Requirements
Return each line of the items below that contains the string "radio".
-- begin Data section --
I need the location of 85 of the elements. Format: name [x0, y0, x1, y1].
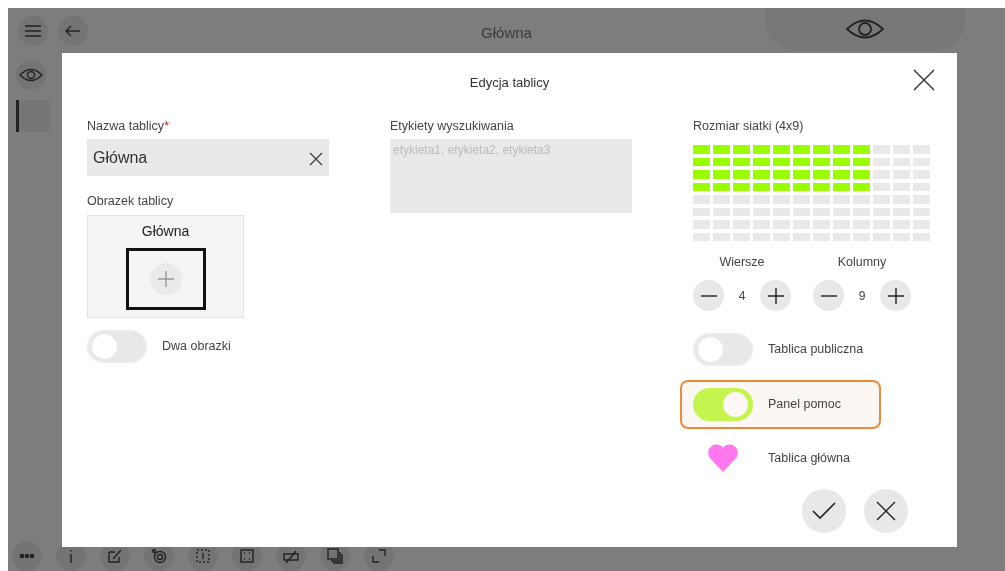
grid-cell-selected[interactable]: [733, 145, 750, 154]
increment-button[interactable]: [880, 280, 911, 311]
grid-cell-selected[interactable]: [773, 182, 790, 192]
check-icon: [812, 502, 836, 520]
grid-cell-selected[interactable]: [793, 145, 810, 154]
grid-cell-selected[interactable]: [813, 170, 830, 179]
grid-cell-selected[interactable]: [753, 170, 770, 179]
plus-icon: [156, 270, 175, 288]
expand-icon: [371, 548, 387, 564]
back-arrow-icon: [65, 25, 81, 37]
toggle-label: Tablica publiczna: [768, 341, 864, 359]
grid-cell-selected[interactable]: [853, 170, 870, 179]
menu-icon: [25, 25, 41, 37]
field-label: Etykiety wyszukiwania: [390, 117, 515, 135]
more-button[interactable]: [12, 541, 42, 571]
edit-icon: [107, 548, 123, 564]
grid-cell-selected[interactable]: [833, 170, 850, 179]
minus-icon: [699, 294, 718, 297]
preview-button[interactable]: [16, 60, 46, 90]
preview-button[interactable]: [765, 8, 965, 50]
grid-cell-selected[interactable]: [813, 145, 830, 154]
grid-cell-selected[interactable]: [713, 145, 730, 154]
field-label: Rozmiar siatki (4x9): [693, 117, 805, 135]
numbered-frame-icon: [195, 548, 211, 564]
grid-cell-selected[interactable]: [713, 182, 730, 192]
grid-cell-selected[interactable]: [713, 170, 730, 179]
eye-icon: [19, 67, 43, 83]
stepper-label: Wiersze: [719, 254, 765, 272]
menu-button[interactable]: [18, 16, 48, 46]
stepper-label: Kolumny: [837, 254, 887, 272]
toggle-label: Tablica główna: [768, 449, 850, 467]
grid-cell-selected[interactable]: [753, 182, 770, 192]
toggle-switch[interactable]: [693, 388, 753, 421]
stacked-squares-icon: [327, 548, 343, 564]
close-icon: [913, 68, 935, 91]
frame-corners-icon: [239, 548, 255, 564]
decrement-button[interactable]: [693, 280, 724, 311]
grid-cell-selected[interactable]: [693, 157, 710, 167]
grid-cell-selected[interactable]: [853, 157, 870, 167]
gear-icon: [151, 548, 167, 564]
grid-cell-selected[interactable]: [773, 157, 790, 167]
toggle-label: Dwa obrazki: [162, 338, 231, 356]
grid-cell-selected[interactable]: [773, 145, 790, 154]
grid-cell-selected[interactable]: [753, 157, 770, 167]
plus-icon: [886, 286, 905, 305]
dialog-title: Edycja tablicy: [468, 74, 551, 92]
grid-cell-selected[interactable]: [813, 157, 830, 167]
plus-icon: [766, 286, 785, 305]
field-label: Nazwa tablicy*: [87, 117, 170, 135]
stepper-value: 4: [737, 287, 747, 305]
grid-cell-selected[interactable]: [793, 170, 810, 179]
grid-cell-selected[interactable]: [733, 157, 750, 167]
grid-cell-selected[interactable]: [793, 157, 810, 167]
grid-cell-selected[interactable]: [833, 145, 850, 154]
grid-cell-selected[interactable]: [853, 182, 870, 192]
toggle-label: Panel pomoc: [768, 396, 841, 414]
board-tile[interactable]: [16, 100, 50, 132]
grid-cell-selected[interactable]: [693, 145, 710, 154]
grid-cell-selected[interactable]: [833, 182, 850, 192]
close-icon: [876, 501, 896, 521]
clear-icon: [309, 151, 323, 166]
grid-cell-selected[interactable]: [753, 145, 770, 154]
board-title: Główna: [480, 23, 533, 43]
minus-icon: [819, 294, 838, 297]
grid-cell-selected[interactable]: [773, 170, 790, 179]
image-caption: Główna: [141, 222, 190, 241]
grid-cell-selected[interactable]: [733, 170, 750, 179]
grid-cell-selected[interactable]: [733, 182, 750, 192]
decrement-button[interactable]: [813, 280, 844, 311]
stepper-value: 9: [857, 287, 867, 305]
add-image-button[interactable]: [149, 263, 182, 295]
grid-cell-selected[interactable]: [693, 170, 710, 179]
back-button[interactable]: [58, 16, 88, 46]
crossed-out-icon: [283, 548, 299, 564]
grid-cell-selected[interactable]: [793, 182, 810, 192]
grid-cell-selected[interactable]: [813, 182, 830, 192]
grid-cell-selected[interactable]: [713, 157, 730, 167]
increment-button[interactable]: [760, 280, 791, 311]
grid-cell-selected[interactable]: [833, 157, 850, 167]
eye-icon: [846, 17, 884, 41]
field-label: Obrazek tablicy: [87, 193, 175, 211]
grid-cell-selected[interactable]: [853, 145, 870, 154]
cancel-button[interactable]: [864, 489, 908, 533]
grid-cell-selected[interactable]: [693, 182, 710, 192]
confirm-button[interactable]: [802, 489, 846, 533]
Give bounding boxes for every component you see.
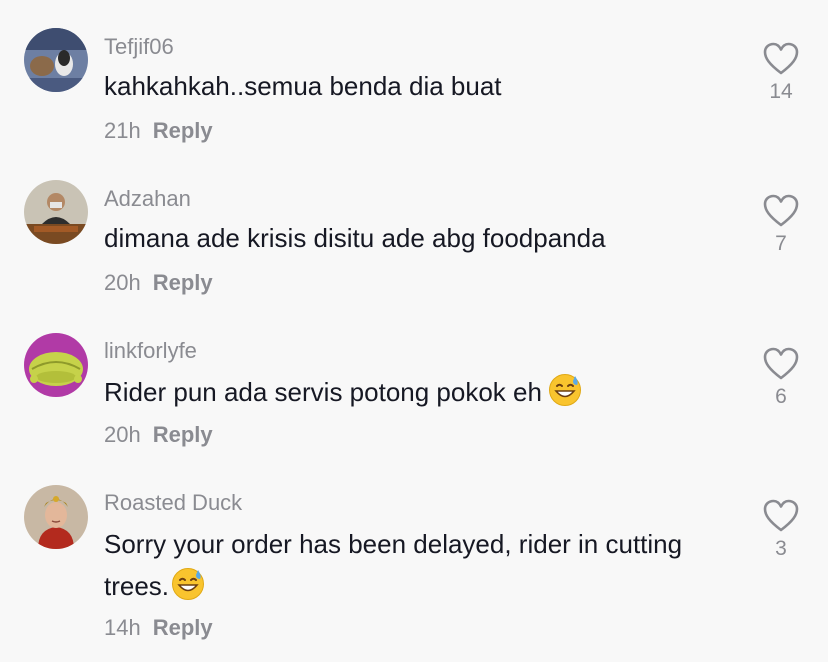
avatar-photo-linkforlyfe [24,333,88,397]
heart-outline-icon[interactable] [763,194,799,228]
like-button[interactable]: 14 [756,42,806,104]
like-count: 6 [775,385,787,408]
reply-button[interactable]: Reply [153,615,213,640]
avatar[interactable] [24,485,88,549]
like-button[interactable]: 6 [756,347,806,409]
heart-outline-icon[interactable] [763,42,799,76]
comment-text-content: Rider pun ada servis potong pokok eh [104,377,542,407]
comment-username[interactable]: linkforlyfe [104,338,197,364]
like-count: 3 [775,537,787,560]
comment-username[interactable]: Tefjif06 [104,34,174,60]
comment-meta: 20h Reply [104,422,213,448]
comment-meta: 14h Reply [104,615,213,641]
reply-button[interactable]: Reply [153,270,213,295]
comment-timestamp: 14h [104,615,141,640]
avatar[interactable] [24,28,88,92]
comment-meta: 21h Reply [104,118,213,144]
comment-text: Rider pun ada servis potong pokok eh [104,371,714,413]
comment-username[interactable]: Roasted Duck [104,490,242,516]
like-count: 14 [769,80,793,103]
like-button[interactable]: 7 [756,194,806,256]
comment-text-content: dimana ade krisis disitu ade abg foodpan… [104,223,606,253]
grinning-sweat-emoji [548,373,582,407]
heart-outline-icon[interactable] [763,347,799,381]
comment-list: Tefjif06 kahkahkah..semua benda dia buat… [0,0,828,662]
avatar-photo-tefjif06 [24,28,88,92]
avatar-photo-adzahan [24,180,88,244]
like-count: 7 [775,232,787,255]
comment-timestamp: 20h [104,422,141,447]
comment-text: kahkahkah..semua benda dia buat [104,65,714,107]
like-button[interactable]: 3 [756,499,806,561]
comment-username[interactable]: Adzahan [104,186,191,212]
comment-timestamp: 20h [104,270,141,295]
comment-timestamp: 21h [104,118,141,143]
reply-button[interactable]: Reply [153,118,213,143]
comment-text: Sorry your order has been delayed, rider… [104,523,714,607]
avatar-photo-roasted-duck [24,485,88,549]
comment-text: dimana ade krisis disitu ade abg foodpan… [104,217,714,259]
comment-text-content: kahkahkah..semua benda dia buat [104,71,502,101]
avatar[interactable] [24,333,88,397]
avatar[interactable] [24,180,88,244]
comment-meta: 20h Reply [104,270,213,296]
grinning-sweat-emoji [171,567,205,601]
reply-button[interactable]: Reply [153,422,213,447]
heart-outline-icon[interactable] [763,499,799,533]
-- end Data section --
-- begin Data section --
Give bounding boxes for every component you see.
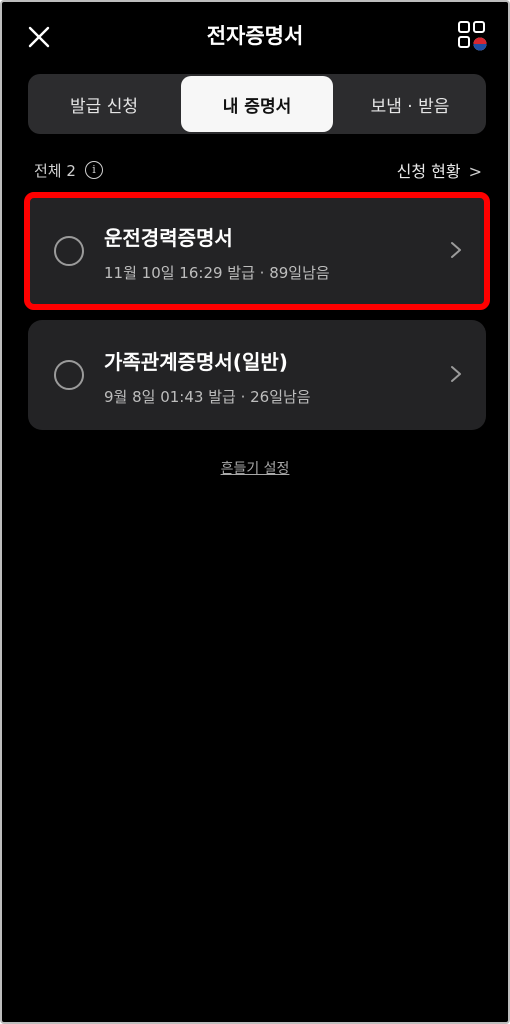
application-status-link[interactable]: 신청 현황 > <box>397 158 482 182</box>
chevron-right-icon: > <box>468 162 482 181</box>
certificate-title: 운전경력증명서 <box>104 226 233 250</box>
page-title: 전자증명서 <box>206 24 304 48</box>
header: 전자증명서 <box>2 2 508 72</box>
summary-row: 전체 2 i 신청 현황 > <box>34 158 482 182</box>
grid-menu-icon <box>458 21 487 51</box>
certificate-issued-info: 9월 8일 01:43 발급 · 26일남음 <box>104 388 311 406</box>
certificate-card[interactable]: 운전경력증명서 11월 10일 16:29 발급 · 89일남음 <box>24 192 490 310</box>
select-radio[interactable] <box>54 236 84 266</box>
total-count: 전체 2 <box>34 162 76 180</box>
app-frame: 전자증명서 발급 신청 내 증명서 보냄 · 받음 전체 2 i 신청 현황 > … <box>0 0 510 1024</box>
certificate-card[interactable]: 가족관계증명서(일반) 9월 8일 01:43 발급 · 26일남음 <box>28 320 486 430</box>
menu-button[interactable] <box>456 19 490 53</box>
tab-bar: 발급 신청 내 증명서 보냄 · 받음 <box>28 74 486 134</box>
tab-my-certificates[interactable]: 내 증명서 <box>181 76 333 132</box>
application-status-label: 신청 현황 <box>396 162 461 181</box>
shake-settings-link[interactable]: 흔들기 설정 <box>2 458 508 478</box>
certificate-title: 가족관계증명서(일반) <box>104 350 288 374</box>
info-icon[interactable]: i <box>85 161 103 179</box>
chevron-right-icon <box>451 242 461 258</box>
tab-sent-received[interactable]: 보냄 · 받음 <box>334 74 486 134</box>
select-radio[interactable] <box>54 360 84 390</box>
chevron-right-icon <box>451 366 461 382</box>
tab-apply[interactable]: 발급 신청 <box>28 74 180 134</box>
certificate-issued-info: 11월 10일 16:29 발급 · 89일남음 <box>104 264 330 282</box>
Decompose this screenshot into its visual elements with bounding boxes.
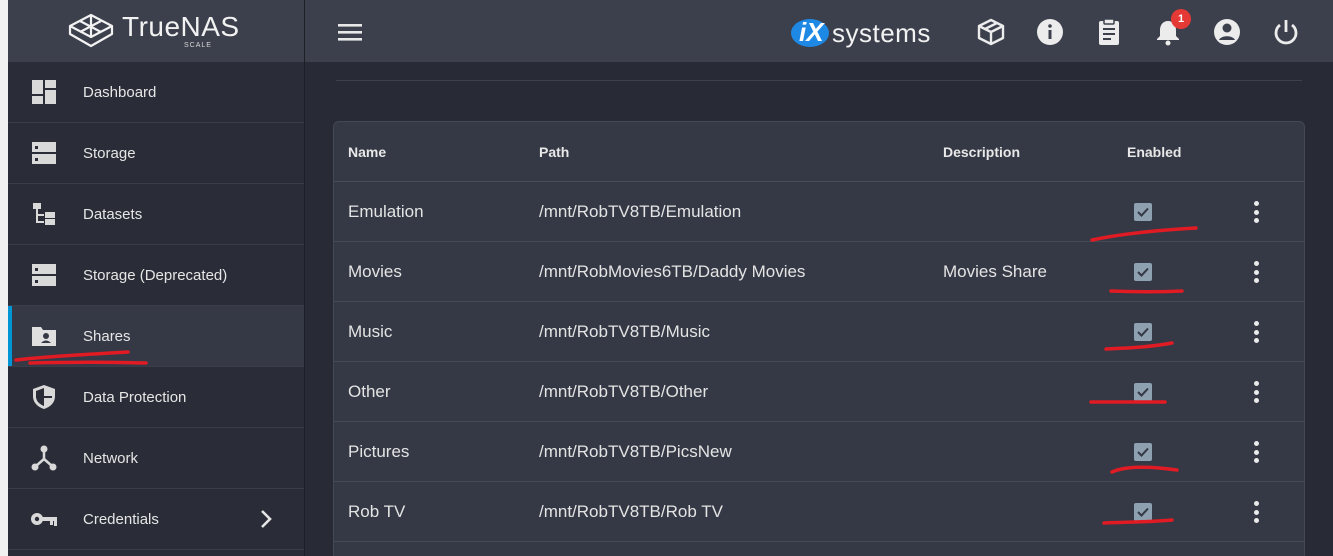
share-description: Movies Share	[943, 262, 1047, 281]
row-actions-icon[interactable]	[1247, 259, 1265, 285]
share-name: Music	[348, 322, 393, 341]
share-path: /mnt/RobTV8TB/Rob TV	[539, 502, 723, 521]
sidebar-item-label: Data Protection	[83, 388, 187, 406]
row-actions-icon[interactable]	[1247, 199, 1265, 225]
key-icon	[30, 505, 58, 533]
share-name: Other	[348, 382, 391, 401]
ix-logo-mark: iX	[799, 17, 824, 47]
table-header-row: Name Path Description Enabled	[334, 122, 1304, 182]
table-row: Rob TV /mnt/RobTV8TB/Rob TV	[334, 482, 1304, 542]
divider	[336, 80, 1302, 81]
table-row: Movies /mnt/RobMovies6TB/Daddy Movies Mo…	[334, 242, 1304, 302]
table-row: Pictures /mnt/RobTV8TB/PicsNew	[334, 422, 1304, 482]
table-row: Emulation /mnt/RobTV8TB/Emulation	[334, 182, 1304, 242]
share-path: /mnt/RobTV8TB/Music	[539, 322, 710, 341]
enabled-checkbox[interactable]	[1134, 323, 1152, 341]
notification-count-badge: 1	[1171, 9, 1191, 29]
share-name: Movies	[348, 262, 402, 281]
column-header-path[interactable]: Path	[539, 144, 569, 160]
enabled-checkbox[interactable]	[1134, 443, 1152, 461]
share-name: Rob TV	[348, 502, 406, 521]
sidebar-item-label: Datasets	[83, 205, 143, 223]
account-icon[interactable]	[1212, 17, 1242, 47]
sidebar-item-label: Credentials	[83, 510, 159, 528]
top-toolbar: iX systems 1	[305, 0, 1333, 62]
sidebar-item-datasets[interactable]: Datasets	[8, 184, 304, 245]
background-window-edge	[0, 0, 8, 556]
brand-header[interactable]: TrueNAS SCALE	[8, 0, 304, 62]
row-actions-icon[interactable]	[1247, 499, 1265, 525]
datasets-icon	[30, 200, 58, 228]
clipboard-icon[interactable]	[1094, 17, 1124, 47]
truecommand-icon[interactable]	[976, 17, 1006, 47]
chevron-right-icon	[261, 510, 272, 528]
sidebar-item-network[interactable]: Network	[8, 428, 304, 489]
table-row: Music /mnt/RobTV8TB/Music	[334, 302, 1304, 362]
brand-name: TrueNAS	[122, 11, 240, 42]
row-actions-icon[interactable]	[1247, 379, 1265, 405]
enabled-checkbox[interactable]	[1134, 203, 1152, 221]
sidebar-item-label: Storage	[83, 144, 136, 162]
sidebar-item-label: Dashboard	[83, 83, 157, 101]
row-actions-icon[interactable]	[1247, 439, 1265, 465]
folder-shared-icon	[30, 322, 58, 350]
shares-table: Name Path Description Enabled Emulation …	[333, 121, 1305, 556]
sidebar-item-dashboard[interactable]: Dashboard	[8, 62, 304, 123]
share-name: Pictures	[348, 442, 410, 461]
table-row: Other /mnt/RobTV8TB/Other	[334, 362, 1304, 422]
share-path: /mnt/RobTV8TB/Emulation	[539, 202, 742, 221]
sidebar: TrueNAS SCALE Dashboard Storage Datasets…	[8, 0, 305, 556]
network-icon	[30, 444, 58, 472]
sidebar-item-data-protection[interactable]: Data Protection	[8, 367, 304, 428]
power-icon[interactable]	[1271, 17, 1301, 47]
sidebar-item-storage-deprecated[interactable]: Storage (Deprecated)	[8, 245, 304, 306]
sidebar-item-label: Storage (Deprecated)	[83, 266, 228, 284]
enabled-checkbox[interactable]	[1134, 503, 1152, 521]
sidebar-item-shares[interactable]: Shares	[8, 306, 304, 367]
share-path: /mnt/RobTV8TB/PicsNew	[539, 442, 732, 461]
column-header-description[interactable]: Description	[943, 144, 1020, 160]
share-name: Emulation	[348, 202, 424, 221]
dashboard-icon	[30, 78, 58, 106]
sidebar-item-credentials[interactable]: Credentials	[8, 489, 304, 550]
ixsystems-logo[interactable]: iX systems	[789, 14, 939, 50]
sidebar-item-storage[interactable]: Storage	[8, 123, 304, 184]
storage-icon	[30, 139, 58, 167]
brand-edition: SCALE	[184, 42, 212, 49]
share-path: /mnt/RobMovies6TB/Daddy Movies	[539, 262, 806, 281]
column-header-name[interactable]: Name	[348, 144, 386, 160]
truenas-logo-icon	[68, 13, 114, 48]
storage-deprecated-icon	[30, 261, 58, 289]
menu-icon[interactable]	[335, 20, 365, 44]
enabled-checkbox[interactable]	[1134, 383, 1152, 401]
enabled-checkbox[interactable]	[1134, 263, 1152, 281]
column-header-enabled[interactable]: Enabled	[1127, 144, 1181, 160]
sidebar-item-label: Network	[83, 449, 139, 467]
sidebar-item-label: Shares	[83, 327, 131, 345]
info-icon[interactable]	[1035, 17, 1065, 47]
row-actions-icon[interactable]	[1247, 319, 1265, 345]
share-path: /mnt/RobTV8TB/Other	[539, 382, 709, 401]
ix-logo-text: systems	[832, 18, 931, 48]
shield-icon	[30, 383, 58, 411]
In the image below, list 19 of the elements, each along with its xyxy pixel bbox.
-- end Data section --
Complete response
select-radio[interactable] <box>54 236 84 266</box>
select-radio[interactable] <box>54 360 84 390</box>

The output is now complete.